AIM: Please output every line of the material as it stands, without the pictures.

Excerpts from a figure dataset:
◇ ◇ ◇

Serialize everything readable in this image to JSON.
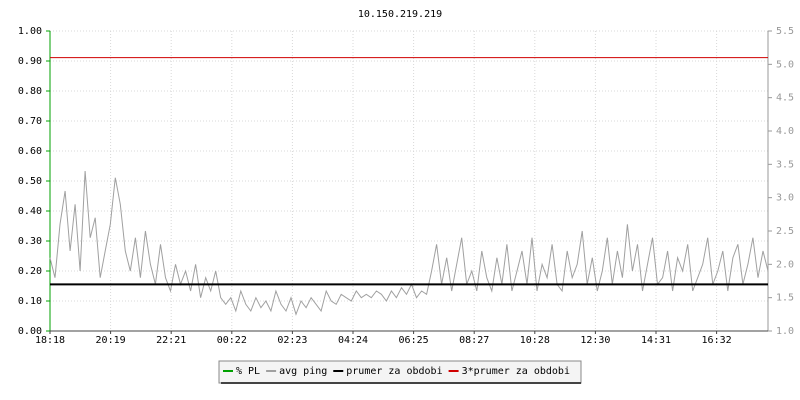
{
  "chart_data": {
    "type": "line",
    "title": "10.150.219.219",
    "xticks": [
      "18:18",
      "20:19",
      "22:21",
      "00:22",
      "02:23",
      "04:24",
      "06:25",
      "08:27",
      "10:28",
      "12:30",
      "14:31",
      "16:32"
    ],
    "ylim": [
      0,
      1
    ],
    "yticks": [
      {
        "value": 0,
        "label": "0.00"
      },
      {
        "value": 0.1,
        "label": "0.10"
      },
      {
        "value": 0.2,
        "label": "0.20"
      },
      {
        "value": 0.3,
        "label": "0.30"
      },
      {
        "value": 0.4,
        "label": "0.40"
      },
      {
        "value": 0.5,
        "label": "0.50"
      },
      {
        "value": 0.6,
        "label": "0.60"
      },
      {
        "value": 0.7,
        "label": "0.70"
      },
      {
        "value": 0.8,
        "label": "0.80"
      },
      {
        "value": 0.9,
        "label": "0.90"
      },
      {
        "value": 1,
        "label": "1.00"
      }
    ],
    "y2lim": [
      1,
      5.5
    ],
    "y2ticks": [
      {
        "value": 1,
        "label": "1.0"
      },
      1.5,
      {
        "value": 2,
        "label": "2.0"
      },
      2.5,
      {
        "value": 3,
        "label": "3.0"
      },
      3.5,
      {
        "value": 4,
        "label": "4.0"
      },
      4.5,
      {
        "value": 5,
        "label": "5.0"
      },
      5.5
    ],
    "grid": true,
    "series": [
      {
        "name": "% PL",
        "color": "#00a000"
      },
      {
        "name": "avg ping",
        "color": "#a0a0a0",
        "axis": "y2",
        "values": [
          2.1,
          1.8,
          2.6,
          3.1,
          2.2,
          2.9,
          1.9,
          3.4,
          2.4,
          2.7,
          1.8,
          2.2,
          2.6,
          3.3,
          2.9,
          2.2,
          1.9,
          2.4,
          1.8,
          2.5,
          2.0,
          1.7,
          2.3,
          1.8,
          1.6,
          2.0,
          1.7,
          1.9,
          1.6,
          2.0,
          1.5,
          1.8,
          1.6,
          1.9,
          1.5,
          1.4,
          1.5,
          1.3,
          1.6,
          1.4,
          1.3,
          1.5,
          1.35,
          1.45,
          1.3,
          1.6,
          1.4,
          1.3,
          1.5,
          1.25,
          1.45,
          1.35,
          1.5,
          1.4,
          1.3,
          1.6,
          1.45,
          1.4,
          1.55,
          1.5,
          1.45,
          1.6,
          1.5,
          1.55,
          1.5,
          1.6,
          1.55,
          1.45,
          1.6,
          1.5,
          1.65,
          1.55,
          1.7,
          1.5,
          1.6,
          1.55,
          1.9,
          2.3,
          1.7,
          2.1,
          1.6,
          2.0,
          2.4,
          1.7,
          1.9,
          1.6,
          2.2,
          1.8,
          1.6,
          2.1,
          1.7,
          2.3,
          1.6,
          1.9,
          2.2,
          1.7,
          2.4,
          1.6,
          2.0,
          1.8,
          2.3,
          1.7,
          1.6,
          2.2,
          1.8,
          2.0,
          2.5,
          1.7,
          2.1,
          1.6,
          1.9,
          2.4,
          1.7,
          2.2,
          1.8,
          2.6,
          1.9,
          2.3,
          1.6,
          2.0,
          2.4,
          1.7,
          1.8,
          2.2,
          1.6,
          2.1,
          1.9,
          2.3,
          1.6,
          1.8,
          2.0,
          2.4,
          1.7,
          1.9,
          2.2,
          1.6,
          2.1,
          2.3,
          1.7,
          2.0,
          2.4,
          1.8,
          2.2,
          1.9
        ]
      },
      {
        "name": "prumer za obdobi",
        "color": "#000000",
        "axis": "y2",
        "value": 1.7
      },
      {
        "name": "3*prumer za obdobi",
        "color": "#d00000",
        "axis": "y2",
        "value": 5.1
      }
    ]
  }
}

◇ ◇ ◇

ANSWER FOR THE TASK:
Serialize everything readable in this image to JSON.
{
  "chart_data": {
    "type": "line",
    "title": "10.150.219.219",
    "xticks": [
      "18:18",
      "20:19",
      "22:21",
      "00:22",
      "02:23",
      "04:24",
      "06:25",
      "08:27",
      "10:28",
      "12:30",
      "14:31",
      "16:32"
    ],
    "ylim": [
      0,
      1
    ],
    "yticks": [
      {
        "value": 0,
        "label": "0.00"
      },
      {
        "value": 0.1,
        "label": "0.10"
      },
      {
        "value": 0.2,
        "label": "0.20"
      },
      {
        "value": 0.3,
        "label": "0.30"
      },
      {
        "value": 0.4,
        "label": "0.40"
      },
      {
        "value": 0.5,
        "label": "0.50"
      },
      {
        "value": 0.6,
        "label": "0.60"
      },
      {
        "value": 0.7,
        "label": "0.70"
      },
      {
        "value": 0.8,
        "label": "0.80"
      },
      {
        "value": 0.9,
        "label": "0.90"
      },
      {
        "value": 1,
        "label": "1.00"
      }
    ],
    "y2lim": [
      1,
      5.5
    ],
    "y2ticks": [
      {
        "value": 1,
        "label": "1.0"
      },
      1.5,
      {
        "value": 2,
        "label": "2.0"
      },
      2.5,
      {
        "value": 3,
        "label": "3.0"
      },
      3.5,
      {
        "value": 4,
        "label": "4.0"
      },
      4.5,
      {
        "value": 5,
        "label": "5.0"
      },
      5.5
    ],
    "grid": true,
    "series": [
      {
        "name": "% PL",
        "color": "#00a000"
      },
      {
        "name": "avg ping",
        "color": "#a0a0a0",
        "axis": "y2",
        "values": [
          2.1,
          1.8,
          2.6,
          3.1,
          2.2,
          2.9,
          1.9,
          3.4,
          2.4,
          2.7,
          1.8,
          2.2,
          2.6,
          3.3,
          2.9,
          2.2,
          1.9,
          2.4,
          1.8,
          2.5,
          2.0,
          1.7,
          2.3,
          1.8,
          1.6,
          2.0,
          1.7,
          1.9,
          1.6,
          2.0,
          1.5,
          1.8,
          1.6,
          1.9,
          1.5,
          1.4,
          1.5,
          1.3,
          1.6,
          1.4,
          1.3,
          1.5,
          1.35,
          1.45,
          1.3,
          1.6,
          1.4,
          1.3,
          1.5,
          1.25,
          1.45,
          1.35,
          1.5,
          1.4,
          1.3,
          1.6,
          1.45,
          1.4,
          1.55,
          1.5,
          1.45,
          1.6,
          1.5,
          1.55,
          1.5,
          1.6,
          1.55,
          1.45,
          1.6,
          1.5,
          1.65,
          1.55,
          1.7,
          1.5,
          1.6,
          1.55,
          1.9,
          2.3,
          1.7,
          2.1,
          1.6,
          2.0,
          2.4,
          1.7,
          1.9,
          1.6,
          2.2,
          1.8,
          1.6,
          2.1,
          1.7,
          2.3,
          1.6,
          1.9,
          2.2,
          1.7,
          2.4,
          1.6,
          2.0,
          1.8,
          2.3,
          1.7,
          1.6,
          2.2,
          1.8,
          2.0,
          2.5,
          1.7,
          2.1,
          1.6,
          1.9,
          2.4,
          1.7,
          2.2,
          1.8,
          2.6,
          1.9,
          2.3,
          1.6,
          2.0,
          2.4,
          1.7,
          1.8,
          2.2,
          1.6,
          2.1,
          1.9,
          2.3,
          1.6,
          1.8,
          2.0,
          2.4,
          1.7,
          1.9,
          2.2,
          1.6,
          2.1,
          2.3,
          1.7,
          2.0,
          2.4,
          1.8,
          2.2,
          1.9
        ]
      },
      {
        "name": "prumer za obdobi",
        "color": "#000000",
        "axis": "y2",
        "value": 1.7
      },
      {
        "name": "3*prumer za obdobi",
        "color": "#d00000",
        "axis": "y2",
        "value": 5.1
      }
    ]
  }
}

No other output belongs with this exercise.